Type out the material below exactly.

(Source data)
····················
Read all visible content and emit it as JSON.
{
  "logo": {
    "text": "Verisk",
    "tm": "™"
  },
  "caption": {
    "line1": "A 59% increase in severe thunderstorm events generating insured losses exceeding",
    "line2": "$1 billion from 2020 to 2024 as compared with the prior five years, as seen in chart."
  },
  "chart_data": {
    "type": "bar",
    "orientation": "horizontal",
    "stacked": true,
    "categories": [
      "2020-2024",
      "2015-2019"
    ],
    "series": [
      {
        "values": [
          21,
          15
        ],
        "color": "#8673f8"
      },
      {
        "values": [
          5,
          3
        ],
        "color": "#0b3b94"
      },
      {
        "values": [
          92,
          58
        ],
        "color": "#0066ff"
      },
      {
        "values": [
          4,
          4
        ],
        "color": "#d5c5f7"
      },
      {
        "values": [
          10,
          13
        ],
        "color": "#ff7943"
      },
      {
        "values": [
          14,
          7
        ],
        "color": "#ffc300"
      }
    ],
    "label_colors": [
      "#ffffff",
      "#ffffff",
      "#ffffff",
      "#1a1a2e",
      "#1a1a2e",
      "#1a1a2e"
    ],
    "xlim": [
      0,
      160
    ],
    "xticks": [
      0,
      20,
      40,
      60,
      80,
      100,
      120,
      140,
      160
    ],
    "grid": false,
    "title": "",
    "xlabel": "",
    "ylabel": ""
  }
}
····················
The completed task —
Read all visible content and emit it as JSON.
{
  "logo": {
    "text": "Verisk",
    "tm": "™"
  },
  "caption": {
    "line1": "A 59% increase in severe thunderstorm events generating insured losses exceeding",
    "line2": "$1 billion from 2020 to 2024 as compared with the prior five years, as seen in chart."
  },
  "chart_data": {
    "type": "bar",
    "orientation": "horizontal",
    "stacked": true,
    "categories": [
      "2020-2024",
      "2015-2019"
    ],
    "series": [
      {
        "values": [
          21,
          15
        ],
        "color": "#8673f8"
      },
      {
        "values": [
          5,
          3
        ],
        "color": "#0b3b94"
      },
      {
        "values": [
          92,
          58
        ],
        "color": "#0066ff"
      },
      {
        "values": [
          4,
          4
        ],
        "color": "#d5c5f7"
      },
      {
        "values": [
          10,
          13
        ],
        "color": "#ff7943"
      },
      {
        "values": [
          14,
          7
        ],
        "color": "#ffc300"
      }
    ],
    "label_colors": [
      "#ffffff",
      "#ffffff",
      "#ffffff",
      "#1a1a2e",
      "#1a1a2e",
      "#1a1a2e"
    ],
    "xlim": [
      0,
      160
    ],
    "xticks": [
      0,
      20,
      40,
      60,
      80,
      100,
      120,
      140,
      160
    ],
    "grid": false,
    "title": "",
    "xlabel": "",
    "ylabel": ""
  }
}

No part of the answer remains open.